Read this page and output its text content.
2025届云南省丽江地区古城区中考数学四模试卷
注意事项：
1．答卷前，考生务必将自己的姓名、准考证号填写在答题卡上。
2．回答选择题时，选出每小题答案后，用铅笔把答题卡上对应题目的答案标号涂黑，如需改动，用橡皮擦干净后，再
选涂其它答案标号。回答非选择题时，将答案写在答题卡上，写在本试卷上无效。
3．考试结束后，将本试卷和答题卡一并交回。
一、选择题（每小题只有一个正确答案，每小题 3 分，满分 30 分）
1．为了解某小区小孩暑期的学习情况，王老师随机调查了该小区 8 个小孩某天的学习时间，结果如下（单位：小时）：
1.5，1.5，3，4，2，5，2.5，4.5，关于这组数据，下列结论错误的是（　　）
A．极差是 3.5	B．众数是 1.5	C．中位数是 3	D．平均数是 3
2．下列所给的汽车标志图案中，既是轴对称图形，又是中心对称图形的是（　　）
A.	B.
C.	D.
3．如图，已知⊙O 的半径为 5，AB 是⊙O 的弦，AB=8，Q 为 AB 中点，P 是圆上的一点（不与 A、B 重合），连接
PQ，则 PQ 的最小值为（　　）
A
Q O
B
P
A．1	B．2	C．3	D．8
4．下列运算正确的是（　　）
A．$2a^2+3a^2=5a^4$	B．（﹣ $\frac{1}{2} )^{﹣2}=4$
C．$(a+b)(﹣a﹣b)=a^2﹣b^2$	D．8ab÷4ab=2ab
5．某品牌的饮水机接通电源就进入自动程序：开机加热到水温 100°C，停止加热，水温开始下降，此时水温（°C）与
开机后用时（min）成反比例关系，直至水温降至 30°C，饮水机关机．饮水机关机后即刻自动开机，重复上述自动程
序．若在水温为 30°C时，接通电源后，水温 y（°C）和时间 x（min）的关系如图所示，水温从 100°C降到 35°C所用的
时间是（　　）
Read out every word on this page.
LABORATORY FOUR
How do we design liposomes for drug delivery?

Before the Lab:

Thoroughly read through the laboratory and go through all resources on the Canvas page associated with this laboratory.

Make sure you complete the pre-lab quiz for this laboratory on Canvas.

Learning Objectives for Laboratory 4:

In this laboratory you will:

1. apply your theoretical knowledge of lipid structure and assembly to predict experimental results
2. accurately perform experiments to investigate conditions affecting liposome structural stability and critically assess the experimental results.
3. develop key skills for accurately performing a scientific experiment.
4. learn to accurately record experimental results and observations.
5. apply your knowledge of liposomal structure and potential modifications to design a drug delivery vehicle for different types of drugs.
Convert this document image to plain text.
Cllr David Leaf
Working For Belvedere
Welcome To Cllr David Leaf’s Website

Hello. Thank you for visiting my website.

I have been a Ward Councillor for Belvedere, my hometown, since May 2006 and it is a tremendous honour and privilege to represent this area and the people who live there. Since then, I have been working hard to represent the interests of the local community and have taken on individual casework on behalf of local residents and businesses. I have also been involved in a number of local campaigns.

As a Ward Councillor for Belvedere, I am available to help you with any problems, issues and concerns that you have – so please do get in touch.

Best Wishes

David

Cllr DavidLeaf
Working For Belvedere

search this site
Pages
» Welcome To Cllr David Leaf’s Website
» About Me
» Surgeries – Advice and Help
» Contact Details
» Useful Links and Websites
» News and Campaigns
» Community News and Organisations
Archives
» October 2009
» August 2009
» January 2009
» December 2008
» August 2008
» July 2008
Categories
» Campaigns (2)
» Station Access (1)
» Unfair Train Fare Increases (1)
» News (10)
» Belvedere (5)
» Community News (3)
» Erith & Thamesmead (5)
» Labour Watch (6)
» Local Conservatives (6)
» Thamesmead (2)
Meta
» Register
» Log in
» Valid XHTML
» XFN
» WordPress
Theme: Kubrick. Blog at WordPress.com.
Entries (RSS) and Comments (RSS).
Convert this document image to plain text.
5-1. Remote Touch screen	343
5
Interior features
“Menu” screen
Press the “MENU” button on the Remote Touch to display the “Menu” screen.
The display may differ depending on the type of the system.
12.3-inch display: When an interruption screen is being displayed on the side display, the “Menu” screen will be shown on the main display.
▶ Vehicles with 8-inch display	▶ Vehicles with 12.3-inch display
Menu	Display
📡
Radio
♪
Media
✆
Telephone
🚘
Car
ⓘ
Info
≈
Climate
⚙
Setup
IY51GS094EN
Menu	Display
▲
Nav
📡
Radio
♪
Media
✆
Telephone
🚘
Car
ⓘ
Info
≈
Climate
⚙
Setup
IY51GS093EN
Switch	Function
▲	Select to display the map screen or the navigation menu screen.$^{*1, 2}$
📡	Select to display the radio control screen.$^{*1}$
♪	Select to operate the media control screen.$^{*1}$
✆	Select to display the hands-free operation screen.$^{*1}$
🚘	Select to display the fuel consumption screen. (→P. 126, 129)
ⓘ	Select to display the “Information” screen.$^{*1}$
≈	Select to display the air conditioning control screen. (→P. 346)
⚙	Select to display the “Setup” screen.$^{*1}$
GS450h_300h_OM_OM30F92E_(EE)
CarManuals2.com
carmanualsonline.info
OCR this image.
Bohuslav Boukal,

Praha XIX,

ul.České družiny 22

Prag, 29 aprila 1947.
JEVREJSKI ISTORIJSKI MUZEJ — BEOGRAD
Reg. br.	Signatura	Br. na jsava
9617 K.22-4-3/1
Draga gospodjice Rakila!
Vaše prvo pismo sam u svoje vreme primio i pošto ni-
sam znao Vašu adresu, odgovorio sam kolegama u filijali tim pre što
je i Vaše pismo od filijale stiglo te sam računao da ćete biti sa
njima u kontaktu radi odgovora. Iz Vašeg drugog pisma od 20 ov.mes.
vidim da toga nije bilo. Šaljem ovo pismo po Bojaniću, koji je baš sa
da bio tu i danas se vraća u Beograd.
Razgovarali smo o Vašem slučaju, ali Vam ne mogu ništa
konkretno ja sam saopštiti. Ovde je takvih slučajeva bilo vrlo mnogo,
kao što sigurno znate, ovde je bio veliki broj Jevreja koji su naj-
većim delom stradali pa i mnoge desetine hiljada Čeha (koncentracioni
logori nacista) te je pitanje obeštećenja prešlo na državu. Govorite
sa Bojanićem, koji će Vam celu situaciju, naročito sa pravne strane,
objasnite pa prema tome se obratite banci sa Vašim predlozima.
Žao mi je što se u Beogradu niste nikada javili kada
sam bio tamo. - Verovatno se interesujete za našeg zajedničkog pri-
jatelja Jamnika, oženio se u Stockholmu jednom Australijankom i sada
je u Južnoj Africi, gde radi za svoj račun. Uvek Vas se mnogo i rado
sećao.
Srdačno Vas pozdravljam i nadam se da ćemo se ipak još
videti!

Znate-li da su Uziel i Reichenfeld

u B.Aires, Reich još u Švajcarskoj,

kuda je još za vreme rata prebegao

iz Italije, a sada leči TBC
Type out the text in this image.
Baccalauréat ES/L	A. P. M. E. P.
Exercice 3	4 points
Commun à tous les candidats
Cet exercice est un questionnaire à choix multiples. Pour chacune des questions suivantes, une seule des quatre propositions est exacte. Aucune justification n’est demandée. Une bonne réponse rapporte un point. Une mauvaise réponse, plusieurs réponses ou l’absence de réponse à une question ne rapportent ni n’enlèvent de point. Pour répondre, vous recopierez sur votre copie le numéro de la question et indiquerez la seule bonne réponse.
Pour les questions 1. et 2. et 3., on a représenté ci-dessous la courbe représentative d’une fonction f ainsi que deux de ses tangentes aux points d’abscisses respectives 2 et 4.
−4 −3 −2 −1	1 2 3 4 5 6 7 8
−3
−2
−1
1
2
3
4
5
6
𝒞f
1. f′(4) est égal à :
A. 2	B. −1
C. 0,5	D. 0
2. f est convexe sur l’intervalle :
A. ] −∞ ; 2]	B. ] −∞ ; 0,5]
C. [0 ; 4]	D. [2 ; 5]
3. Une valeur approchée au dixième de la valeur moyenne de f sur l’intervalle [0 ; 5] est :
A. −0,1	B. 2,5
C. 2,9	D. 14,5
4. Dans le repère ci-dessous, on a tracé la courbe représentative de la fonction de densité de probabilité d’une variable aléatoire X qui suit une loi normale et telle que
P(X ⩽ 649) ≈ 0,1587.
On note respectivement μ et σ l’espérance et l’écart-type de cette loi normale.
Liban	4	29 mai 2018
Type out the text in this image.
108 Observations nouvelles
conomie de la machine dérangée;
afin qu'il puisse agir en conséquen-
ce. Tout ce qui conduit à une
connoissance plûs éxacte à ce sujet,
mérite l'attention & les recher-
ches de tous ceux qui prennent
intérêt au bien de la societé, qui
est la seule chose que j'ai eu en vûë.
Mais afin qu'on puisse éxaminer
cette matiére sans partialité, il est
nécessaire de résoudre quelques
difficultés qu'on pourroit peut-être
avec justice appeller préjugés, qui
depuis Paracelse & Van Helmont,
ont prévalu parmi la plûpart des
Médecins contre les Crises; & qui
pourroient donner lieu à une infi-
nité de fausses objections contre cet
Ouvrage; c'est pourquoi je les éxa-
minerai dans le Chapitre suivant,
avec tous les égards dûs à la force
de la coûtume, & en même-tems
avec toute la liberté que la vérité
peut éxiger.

++++++++

**Your goal:**
Tell how many lines include "questions". The number is the whole answer.

**Reply:**
2